DIRECTIVE
Exactly reproduce all the records, keeping pictures out of the copy.

========

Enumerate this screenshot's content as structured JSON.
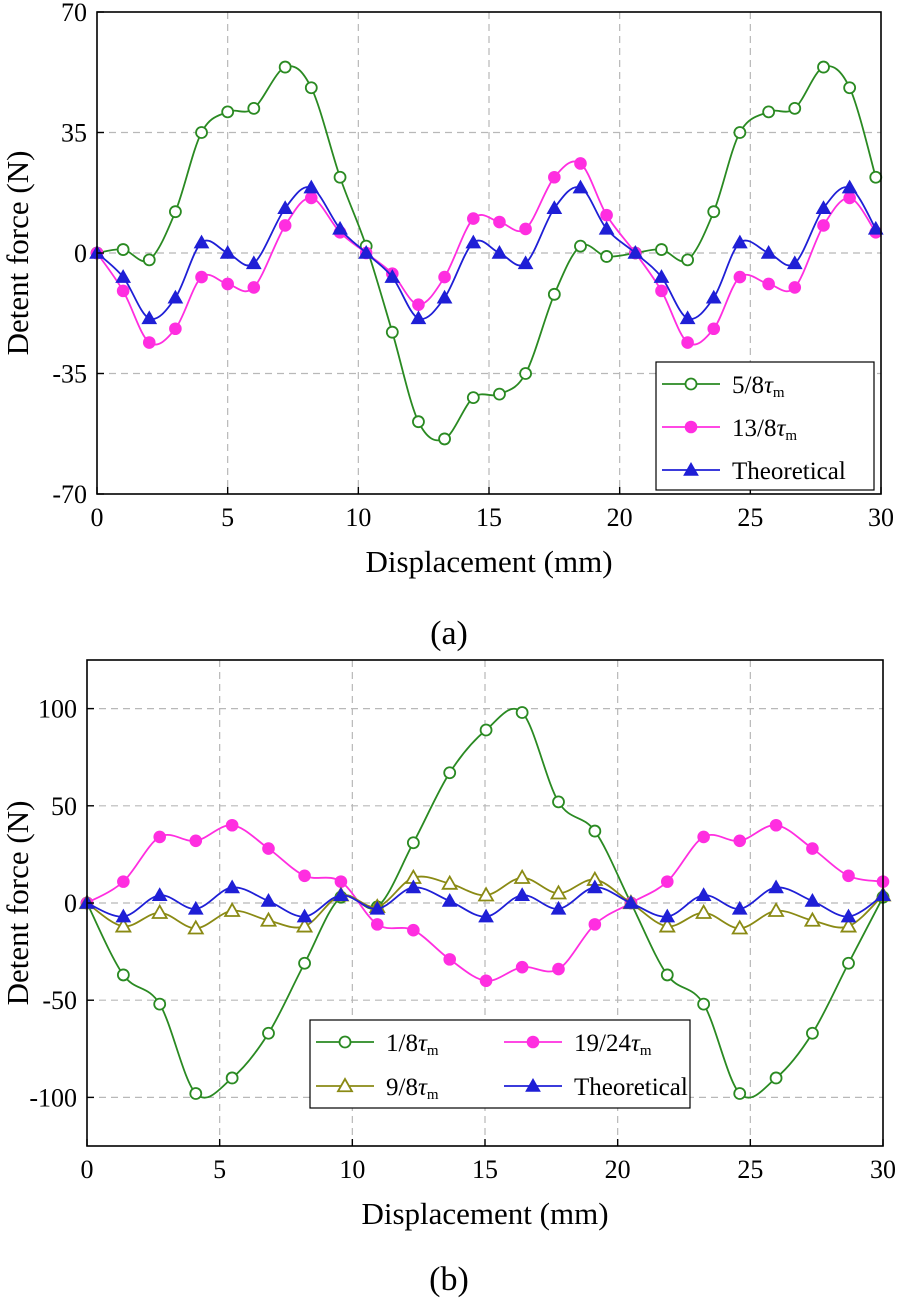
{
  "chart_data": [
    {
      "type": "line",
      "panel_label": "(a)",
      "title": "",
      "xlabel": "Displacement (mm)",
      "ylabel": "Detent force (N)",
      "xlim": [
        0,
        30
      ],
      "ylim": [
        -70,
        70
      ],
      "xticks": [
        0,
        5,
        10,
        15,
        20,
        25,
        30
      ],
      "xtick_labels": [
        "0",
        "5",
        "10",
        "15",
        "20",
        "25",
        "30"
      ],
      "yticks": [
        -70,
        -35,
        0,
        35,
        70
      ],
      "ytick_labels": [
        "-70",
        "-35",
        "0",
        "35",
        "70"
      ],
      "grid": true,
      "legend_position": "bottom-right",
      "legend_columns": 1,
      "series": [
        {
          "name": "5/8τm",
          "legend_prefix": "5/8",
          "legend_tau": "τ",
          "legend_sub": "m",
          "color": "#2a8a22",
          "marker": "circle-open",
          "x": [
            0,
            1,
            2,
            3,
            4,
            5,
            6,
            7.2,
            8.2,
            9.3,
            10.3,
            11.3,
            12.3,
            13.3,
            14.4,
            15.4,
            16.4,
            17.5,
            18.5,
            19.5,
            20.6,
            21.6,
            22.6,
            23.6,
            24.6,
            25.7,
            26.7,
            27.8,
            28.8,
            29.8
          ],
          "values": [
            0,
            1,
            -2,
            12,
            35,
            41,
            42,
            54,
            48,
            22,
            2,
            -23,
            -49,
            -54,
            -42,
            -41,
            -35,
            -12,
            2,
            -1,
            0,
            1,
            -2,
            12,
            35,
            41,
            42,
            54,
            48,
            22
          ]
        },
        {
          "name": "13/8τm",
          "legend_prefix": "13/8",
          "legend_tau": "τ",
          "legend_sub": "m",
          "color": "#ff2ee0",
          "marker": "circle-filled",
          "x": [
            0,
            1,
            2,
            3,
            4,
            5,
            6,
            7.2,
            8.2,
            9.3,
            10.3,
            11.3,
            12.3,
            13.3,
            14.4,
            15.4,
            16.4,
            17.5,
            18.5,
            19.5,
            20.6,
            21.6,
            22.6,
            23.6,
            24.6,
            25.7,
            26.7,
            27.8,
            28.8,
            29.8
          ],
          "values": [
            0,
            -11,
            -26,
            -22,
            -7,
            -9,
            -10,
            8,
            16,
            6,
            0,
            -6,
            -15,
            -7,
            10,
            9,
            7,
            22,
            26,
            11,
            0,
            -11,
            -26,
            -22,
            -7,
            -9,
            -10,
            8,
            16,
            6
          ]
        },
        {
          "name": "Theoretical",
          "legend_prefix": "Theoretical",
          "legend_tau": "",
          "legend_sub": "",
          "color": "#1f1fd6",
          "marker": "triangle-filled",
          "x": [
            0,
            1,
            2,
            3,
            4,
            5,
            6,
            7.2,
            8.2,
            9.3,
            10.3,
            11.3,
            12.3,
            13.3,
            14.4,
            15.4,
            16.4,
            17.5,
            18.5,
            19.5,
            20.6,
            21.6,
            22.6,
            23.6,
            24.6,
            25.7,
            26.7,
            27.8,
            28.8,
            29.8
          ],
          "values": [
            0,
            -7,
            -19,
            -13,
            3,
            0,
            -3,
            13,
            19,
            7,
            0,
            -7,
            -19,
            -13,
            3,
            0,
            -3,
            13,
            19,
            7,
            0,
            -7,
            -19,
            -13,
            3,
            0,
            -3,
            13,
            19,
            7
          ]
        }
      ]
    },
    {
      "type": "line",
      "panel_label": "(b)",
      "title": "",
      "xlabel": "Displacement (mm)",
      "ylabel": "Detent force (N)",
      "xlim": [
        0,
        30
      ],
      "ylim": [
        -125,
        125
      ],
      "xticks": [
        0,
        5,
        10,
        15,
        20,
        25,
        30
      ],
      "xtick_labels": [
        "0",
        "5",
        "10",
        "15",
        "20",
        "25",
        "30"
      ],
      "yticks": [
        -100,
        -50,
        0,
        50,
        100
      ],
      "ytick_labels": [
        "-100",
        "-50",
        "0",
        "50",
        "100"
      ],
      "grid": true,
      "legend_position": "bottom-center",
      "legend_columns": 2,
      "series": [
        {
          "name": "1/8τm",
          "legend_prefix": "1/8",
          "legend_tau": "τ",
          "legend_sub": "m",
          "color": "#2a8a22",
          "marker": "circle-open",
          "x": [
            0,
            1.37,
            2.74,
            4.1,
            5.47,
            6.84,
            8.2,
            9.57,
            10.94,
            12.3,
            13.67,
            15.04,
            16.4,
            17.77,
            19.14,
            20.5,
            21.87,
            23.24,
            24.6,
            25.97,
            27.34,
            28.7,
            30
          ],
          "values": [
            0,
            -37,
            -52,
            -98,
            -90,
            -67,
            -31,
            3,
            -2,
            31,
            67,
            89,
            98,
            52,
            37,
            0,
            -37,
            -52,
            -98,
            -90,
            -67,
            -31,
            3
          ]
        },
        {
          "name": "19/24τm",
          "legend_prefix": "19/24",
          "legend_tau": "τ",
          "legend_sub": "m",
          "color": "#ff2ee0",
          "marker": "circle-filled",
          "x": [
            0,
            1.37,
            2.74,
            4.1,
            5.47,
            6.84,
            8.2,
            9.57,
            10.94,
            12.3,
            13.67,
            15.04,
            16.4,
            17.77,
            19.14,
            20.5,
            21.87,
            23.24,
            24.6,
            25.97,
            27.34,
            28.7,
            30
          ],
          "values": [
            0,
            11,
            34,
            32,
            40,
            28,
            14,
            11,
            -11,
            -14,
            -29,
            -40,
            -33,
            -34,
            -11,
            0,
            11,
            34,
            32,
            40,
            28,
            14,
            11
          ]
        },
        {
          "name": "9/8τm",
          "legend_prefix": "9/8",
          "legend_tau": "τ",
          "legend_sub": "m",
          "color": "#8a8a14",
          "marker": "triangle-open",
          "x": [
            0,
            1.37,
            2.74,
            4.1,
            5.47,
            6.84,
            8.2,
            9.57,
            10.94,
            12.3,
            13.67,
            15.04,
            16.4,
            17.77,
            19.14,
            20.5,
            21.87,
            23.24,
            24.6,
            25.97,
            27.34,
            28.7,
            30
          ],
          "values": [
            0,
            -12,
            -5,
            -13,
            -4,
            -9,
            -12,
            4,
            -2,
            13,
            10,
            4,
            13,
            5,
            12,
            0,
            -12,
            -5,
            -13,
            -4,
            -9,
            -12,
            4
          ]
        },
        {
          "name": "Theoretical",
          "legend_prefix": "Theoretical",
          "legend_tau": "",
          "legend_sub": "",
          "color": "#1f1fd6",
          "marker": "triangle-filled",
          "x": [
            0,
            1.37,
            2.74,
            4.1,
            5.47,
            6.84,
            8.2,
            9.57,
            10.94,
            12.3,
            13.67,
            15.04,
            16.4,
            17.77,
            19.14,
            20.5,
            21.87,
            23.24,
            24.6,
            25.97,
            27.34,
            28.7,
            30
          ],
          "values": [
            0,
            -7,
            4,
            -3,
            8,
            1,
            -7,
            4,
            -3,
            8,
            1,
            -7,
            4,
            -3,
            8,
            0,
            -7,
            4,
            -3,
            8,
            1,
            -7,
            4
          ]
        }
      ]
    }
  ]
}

========

WRITTEN ANSWER
Enumerate this screenshot's content as structured JSON.
{
  "chart_data": [
    {
      "type": "line",
      "panel_label": "(a)",
      "title": "",
      "xlabel": "Displacement (mm)",
      "ylabel": "Detent force (N)",
      "xlim": [
        0,
        30
      ],
      "ylim": [
        -70,
        70
      ],
      "xticks": [
        0,
        5,
        10,
        15,
        20,
        25,
        30
      ],
      "xtick_labels": [
        "0",
        "5",
        "10",
        "15",
        "20",
        "25",
        "30"
      ],
      "yticks": [
        -70,
        -35,
        0,
        35,
        70
      ],
      "ytick_labels": [
        "-70",
        "-35",
        "0",
        "35",
        "70"
      ],
      "grid": true,
      "legend_position": "bottom-right",
      "legend_columns": 1,
      "series": [
        {
          "name": "5/8τm",
          "legend_prefix": "5/8",
          "legend_tau": "τ",
          "legend_sub": "m",
          "color": "#2a8a22",
          "marker": "circle-open",
          "x": [
            0,
            1,
            2,
            3,
            4,
            5,
            6,
            7.2,
            8.2,
            9.3,
            10.3,
            11.3,
            12.3,
            13.3,
            14.4,
            15.4,
            16.4,
            17.5,
            18.5,
            19.5,
            20.6,
            21.6,
            22.6,
            23.6,
            24.6,
            25.7,
            26.7,
            27.8,
            28.8,
            29.8
          ],
          "values": [
            0,
            1,
            -2,
            12,
            35,
            41,
            42,
            54,
            48,
            22,
            2,
            -23,
            -49,
            -54,
            -42,
            -41,
            -35,
            -12,
            2,
            -1,
            0,
            1,
            -2,
            12,
            35,
            41,
            42,
            54,
            48,
            22
          ]
        },
        {
          "name": "13/8τm",
          "legend_prefix": "13/8",
          "legend_tau": "τ",
          "legend_sub": "m",
          "color": "#ff2ee0",
          "marker": "circle-filled",
          "x": [
            0,
            1,
            2,
            3,
            4,
            5,
            6,
            7.2,
            8.2,
            9.3,
            10.3,
            11.3,
            12.3,
            13.3,
            14.4,
            15.4,
            16.4,
            17.5,
            18.5,
            19.5,
            20.6,
            21.6,
            22.6,
            23.6,
            24.6,
            25.7,
            26.7,
            27.8,
            28.8,
            29.8
          ],
          "values": [
            0,
            -11,
            -26,
            -22,
            -7,
            -9,
            -10,
            8,
            16,
            6,
            0,
            -6,
            -15,
            -7,
            10,
            9,
            7,
            22,
            26,
            11,
            0,
            -11,
            -26,
            -22,
            -7,
            -9,
            -10,
            8,
            16,
            6
          ]
        },
        {
          "name": "Theoretical",
          "legend_prefix": "Theoretical",
          "legend_tau": "",
          "legend_sub": "",
          "color": "#1f1fd6",
          "marker": "triangle-filled",
          "x": [
            0,
            1,
            2,
            3,
            4,
            5,
            6,
            7.2,
            8.2,
            9.3,
            10.3,
            11.3,
            12.3,
            13.3,
            14.4,
            15.4,
            16.4,
            17.5,
            18.5,
            19.5,
            20.6,
            21.6,
            22.6,
            23.6,
            24.6,
            25.7,
            26.7,
            27.8,
            28.8,
            29.8
          ],
          "values": [
            0,
            -7,
            -19,
            -13,
            3,
            0,
            -3,
            13,
            19,
            7,
            0,
            -7,
            -19,
            -13,
            3,
            0,
            -3,
            13,
            19,
            7,
            0,
            -7,
            -19,
            -13,
            3,
            0,
            -3,
            13,
            19,
            7
          ]
        }
      ]
    },
    {
      "type": "line",
      "panel_label": "(b)",
      "title": "",
      "xlabel": "Displacement (mm)",
      "ylabel": "Detent force (N)",
      "xlim": [
        0,
        30
      ],
      "ylim": [
        -125,
        125
      ],
      "xticks": [
        0,
        5,
        10,
        15,
        20,
        25,
        30
      ],
      "xtick_labels": [
        "0",
        "5",
        "10",
        "15",
        "20",
        "25",
        "30"
      ],
      "yticks": [
        -100,
        -50,
        0,
        50,
        100
      ],
      "ytick_labels": [
        "-100",
        "-50",
        "0",
        "50",
        "100"
      ],
      "grid": true,
      "legend_position": "bottom-center",
      "legend_columns": 2,
      "series": [
        {
          "name": "1/8τm",
          "legend_prefix": "1/8",
          "legend_tau": "τ",
          "legend_sub": "m",
          "color": "#2a8a22",
          "marker": "circle-open",
          "x": [
            0,
            1.37,
            2.74,
            4.1,
            5.47,
            6.84,
            8.2,
            9.57,
            10.94,
            12.3,
            13.67,
            15.04,
            16.4,
            17.77,
            19.14,
            20.5,
            21.87,
            23.24,
            24.6,
            25.97,
            27.34,
            28.7,
            30
          ],
          "values": [
            0,
            -37,
            -52,
            -98,
            -90,
            -67,
            -31,
            3,
            -2,
            31,
            67,
            89,
            98,
            52,
            37,
            0,
            -37,
            -52,
            -98,
            -90,
            -67,
            -31,
            3
          ]
        },
        {
          "name": "19/24τm",
          "legend_prefix": "19/24",
          "legend_tau": "τ",
          "legend_sub": "m",
          "color": "#ff2ee0",
          "marker": "circle-filled",
          "x": [
            0,
            1.37,
            2.74,
            4.1,
            5.47,
            6.84,
            8.2,
            9.57,
            10.94,
            12.3,
            13.67,
            15.04,
            16.4,
            17.77,
            19.14,
            20.5,
            21.87,
            23.24,
            24.6,
            25.97,
            27.34,
            28.7,
            30
          ],
          "values": [
            0,
            11,
            34,
            32,
            40,
            28,
            14,
            11,
            -11,
            -14,
            -29,
            -40,
            -33,
            -34,
            -11,
            0,
            11,
            34,
            32,
            40,
            28,
            14,
            11
          ]
        },
        {
          "name": "9/8τm",
          "legend_prefix": "9/8",
          "legend_tau": "τ",
          "legend_sub": "m",
          "color": "#8a8a14",
          "marker": "triangle-open",
          "x": [
            0,
            1.37,
            2.74,
            4.1,
            5.47,
            6.84,
            8.2,
            9.57,
            10.94,
            12.3,
            13.67,
            15.04,
            16.4,
            17.77,
            19.14,
            20.5,
            21.87,
            23.24,
            24.6,
            25.97,
            27.34,
            28.7,
            30
          ],
          "values": [
            0,
            -12,
            -5,
            -13,
            -4,
            -9,
            -12,
            4,
            -2,
            13,
            10,
            4,
            13,
            5,
            12,
            0,
            -12,
            -5,
            -13,
            -4,
            -9,
            -12,
            4
          ]
        },
        {
          "name": "Theoretical",
          "legend_prefix": "Theoretical",
          "legend_tau": "",
          "legend_sub": "",
          "color": "#1f1fd6",
          "marker": "triangle-filled",
          "x": [
            0,
            1.37,
            2.74,
            4.1,
            5.47,
            6.84,
            8.2,
            9.57,
            10.94,
            12.3,
            13.67,
            15.04,
            16.4,
            17.77,
            19.14,
            20.5,
            21.87,
            23.24,
            24.6,
            25.97,
            27.34,
            28.7,
            30
          ],
          "values": [
            0,
            -7,
            4,
            -3,
            8,
            1,
            -7,
            4,
            -3,
            8,
            1,
            -7,
            4,
            -3,
            8,
            0,
            -7,
            4,
            -3,
            8,
            1,
            -7,
            4
          ]
        }
      ]
    }
  ]
}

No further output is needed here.